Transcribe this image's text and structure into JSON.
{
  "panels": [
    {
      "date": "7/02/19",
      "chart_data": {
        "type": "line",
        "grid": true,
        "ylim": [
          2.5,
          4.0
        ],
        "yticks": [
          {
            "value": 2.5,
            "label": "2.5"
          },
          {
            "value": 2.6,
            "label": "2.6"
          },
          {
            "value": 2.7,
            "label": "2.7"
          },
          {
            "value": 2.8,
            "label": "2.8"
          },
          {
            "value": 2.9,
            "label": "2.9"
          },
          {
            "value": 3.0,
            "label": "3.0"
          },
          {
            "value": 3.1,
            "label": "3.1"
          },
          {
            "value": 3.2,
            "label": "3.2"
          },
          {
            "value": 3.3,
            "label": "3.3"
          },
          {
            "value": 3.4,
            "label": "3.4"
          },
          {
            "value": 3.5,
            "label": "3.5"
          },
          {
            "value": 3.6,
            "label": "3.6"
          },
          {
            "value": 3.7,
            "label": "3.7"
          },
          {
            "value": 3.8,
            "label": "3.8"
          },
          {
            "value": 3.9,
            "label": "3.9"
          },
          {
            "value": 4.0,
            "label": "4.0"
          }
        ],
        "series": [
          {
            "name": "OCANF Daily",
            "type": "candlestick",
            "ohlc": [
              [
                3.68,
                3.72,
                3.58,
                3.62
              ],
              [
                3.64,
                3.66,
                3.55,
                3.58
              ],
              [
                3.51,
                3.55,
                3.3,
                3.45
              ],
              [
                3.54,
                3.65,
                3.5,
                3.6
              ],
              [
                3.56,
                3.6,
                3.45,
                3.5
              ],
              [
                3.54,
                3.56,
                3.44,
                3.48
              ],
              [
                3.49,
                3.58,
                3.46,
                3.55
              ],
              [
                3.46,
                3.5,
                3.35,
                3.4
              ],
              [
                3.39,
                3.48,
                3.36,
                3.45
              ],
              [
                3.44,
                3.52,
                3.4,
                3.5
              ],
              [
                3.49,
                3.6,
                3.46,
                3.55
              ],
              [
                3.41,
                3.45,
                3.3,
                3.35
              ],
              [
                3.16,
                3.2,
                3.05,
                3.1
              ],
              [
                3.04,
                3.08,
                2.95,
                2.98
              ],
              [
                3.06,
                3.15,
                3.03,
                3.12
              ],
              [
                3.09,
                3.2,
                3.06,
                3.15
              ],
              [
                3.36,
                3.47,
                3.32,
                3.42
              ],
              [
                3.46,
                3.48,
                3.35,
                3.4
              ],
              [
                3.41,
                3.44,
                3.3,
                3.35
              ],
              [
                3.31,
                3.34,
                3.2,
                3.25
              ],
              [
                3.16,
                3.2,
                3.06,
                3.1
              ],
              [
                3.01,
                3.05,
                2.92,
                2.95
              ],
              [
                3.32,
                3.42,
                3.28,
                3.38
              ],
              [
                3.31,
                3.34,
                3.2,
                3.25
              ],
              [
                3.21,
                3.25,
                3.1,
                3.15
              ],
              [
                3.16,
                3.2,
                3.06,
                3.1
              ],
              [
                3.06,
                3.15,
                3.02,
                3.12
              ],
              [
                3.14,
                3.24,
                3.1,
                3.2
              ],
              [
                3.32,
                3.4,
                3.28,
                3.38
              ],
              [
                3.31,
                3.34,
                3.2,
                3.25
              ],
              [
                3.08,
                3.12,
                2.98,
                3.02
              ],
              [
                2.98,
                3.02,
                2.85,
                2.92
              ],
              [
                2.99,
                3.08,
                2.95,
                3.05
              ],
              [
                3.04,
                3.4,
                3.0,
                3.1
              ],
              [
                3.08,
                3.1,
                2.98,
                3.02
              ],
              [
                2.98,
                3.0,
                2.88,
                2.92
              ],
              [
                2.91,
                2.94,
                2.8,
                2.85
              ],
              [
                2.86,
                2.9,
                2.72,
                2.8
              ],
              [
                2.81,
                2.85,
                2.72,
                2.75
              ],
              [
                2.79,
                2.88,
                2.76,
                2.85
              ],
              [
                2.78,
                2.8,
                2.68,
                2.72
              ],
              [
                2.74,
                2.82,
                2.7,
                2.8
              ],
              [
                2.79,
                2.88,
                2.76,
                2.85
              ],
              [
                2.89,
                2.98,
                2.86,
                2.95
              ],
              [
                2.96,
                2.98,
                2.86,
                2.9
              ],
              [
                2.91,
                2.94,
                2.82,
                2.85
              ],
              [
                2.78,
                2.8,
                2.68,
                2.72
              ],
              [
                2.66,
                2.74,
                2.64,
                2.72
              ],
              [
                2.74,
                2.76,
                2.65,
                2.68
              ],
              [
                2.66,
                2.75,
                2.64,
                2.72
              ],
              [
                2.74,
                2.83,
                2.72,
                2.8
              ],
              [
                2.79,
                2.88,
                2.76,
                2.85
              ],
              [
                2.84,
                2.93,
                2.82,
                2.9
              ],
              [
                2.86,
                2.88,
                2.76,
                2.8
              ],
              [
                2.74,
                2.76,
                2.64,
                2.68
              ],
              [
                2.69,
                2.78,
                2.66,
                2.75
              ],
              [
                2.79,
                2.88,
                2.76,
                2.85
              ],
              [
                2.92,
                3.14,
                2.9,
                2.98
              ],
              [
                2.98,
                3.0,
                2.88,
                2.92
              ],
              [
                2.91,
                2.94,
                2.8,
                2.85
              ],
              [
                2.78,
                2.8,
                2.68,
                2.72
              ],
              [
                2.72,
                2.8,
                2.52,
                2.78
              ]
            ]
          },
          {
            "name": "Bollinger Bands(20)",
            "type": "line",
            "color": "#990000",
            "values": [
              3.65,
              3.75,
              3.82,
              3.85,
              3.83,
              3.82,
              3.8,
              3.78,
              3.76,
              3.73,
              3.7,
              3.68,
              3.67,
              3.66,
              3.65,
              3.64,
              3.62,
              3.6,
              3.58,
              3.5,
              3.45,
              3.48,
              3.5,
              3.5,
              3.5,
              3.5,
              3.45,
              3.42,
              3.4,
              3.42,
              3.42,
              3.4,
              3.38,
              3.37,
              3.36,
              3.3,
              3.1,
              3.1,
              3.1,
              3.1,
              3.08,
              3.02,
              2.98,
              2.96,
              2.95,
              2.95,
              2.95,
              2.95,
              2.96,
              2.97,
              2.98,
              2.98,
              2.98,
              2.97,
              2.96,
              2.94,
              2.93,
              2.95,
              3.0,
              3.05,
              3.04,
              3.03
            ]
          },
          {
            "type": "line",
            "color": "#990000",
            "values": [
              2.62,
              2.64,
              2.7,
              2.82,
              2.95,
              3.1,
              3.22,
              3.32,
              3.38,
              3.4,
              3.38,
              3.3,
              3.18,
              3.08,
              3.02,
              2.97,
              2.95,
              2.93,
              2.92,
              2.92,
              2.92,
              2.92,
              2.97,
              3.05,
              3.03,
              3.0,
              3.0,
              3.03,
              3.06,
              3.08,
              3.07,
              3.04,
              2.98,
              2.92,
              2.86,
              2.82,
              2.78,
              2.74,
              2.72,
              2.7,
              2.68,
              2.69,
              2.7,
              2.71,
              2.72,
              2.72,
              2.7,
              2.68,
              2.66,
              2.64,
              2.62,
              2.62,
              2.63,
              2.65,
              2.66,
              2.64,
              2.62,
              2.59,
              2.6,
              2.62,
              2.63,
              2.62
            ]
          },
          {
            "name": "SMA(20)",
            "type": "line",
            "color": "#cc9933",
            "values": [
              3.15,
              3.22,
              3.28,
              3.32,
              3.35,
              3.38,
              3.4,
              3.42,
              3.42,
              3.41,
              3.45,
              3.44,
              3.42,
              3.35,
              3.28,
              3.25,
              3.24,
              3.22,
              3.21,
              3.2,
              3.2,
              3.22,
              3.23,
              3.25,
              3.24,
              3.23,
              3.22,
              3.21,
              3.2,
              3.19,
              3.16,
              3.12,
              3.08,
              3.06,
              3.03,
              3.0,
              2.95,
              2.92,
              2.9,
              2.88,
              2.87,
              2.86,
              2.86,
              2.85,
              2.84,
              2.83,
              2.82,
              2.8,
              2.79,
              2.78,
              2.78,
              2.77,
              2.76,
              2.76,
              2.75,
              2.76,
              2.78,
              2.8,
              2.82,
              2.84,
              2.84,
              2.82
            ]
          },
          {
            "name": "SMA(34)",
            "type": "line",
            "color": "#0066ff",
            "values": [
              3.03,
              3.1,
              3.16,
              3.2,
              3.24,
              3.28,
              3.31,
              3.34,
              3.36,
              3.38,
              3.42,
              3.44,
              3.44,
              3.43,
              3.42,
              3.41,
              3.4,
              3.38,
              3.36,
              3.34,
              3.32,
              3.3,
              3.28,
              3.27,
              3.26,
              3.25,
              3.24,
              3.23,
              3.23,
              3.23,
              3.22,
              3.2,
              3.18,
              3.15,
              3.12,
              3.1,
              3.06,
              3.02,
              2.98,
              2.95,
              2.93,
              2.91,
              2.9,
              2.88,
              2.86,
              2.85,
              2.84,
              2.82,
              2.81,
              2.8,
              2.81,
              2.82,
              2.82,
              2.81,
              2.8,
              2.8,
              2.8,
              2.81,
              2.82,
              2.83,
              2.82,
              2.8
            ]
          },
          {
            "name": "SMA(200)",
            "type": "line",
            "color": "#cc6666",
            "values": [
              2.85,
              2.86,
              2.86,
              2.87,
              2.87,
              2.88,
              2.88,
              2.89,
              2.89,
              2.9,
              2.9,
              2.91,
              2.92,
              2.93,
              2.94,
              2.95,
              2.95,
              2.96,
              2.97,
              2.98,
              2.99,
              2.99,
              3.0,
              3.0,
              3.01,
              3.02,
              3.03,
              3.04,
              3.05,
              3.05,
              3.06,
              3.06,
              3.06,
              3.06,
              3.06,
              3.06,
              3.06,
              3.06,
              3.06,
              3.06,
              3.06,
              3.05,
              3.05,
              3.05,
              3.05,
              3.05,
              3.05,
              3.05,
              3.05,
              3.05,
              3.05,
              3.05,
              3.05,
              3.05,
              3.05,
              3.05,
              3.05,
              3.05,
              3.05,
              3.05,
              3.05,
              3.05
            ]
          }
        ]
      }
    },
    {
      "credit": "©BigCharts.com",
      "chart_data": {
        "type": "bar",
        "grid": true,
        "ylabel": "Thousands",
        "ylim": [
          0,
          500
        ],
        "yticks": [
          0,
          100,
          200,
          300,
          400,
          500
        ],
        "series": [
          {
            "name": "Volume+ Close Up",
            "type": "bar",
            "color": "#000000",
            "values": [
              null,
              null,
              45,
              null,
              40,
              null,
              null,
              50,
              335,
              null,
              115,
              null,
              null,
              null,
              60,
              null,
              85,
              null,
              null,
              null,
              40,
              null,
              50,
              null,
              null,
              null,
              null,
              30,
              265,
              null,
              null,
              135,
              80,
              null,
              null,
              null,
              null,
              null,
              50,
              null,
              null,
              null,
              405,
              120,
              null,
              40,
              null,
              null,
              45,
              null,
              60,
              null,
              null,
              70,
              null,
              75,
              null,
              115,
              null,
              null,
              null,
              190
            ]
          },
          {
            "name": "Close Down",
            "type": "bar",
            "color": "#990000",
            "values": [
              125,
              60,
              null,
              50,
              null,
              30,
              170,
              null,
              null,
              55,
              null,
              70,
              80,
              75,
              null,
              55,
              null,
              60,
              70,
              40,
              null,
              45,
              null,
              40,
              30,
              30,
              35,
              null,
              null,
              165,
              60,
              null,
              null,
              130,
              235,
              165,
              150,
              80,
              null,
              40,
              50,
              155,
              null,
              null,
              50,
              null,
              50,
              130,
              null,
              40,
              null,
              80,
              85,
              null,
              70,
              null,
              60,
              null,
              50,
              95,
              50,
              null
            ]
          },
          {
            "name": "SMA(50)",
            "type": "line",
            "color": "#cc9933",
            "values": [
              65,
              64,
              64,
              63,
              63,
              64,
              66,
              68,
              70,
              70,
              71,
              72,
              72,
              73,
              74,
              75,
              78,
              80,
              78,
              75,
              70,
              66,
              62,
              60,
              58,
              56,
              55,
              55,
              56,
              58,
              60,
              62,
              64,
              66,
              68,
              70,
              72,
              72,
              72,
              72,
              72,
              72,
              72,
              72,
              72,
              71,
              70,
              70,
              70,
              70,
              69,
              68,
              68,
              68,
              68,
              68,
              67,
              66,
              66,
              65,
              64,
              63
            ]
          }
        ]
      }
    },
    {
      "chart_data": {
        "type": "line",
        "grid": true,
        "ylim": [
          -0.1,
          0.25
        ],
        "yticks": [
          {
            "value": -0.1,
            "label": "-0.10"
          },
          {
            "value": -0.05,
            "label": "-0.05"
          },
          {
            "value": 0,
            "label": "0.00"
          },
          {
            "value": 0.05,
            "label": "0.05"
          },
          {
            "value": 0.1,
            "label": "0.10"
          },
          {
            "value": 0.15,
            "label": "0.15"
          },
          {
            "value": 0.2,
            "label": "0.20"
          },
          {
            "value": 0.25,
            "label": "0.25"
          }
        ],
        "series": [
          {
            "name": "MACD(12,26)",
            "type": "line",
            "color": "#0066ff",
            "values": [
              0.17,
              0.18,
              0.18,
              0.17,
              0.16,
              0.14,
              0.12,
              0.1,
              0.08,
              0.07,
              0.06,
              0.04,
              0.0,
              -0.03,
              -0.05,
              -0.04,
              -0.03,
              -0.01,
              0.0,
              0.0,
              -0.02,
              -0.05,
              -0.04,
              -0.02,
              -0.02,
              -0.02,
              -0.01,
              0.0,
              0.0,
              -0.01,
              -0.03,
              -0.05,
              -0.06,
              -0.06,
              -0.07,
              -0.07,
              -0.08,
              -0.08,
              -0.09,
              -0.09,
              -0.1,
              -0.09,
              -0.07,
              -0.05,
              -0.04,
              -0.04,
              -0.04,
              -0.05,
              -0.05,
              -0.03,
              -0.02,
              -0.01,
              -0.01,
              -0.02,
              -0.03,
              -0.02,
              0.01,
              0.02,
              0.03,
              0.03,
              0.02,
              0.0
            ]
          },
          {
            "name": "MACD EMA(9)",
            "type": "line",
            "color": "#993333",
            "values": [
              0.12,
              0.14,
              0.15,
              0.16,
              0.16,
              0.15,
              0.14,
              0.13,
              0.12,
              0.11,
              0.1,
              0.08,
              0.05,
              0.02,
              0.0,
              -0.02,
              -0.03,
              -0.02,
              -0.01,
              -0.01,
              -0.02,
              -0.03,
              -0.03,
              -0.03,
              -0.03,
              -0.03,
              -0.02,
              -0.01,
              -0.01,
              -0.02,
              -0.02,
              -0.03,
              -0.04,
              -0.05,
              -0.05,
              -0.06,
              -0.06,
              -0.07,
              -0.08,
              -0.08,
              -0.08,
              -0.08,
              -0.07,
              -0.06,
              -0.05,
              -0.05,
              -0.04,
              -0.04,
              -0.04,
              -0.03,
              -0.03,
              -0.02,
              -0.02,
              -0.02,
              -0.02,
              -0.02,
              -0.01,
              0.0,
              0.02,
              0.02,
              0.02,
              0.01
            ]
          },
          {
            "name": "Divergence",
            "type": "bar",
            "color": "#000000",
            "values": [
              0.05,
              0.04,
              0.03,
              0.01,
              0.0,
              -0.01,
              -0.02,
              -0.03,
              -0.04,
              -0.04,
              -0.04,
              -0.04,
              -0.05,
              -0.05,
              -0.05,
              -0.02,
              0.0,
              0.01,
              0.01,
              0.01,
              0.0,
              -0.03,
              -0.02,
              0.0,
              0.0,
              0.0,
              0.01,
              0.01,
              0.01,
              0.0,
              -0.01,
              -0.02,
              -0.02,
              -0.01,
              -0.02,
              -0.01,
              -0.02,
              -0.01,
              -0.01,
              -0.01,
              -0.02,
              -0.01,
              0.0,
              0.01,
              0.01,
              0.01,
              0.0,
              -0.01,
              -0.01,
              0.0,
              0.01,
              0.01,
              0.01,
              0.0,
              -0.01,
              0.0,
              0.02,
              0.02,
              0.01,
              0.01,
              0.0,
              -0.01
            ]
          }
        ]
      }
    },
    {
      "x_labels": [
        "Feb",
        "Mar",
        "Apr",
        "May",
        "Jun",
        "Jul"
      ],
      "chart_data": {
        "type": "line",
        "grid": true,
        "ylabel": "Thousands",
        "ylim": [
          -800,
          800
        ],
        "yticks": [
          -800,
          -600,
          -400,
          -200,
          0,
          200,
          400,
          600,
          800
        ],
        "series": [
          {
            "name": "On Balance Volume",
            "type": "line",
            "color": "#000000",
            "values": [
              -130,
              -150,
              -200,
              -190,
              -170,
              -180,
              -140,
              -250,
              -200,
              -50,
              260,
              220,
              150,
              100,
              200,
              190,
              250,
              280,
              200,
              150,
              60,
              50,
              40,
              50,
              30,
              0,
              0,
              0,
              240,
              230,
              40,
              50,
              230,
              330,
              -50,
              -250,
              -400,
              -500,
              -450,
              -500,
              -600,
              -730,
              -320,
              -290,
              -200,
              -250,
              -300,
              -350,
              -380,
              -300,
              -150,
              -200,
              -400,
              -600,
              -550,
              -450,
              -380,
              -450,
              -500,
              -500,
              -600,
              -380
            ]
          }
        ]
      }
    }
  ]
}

━━━━━━━━━━━━━━━━━━━━━━━━━━━━━━

§ Task directions: Locate the string "name" in the listing above and copy every line where it occurs.

§ Correct response:
            "name": "OCANF Daily",
            "name": "Bollinger Bands(20)",
            "name": "SMA(20)",
            "name": "SMA(34)",
            "name": "SMA(200)",
            "name": "Volume+ Close Up",
            "name": "Close Down",
            "name": "SMA(50)",
            "name": "MACD(12,26)",
            "name": "MACD EMA(9)",
            "name": "Divergence",
            "name": "On Balance Volume",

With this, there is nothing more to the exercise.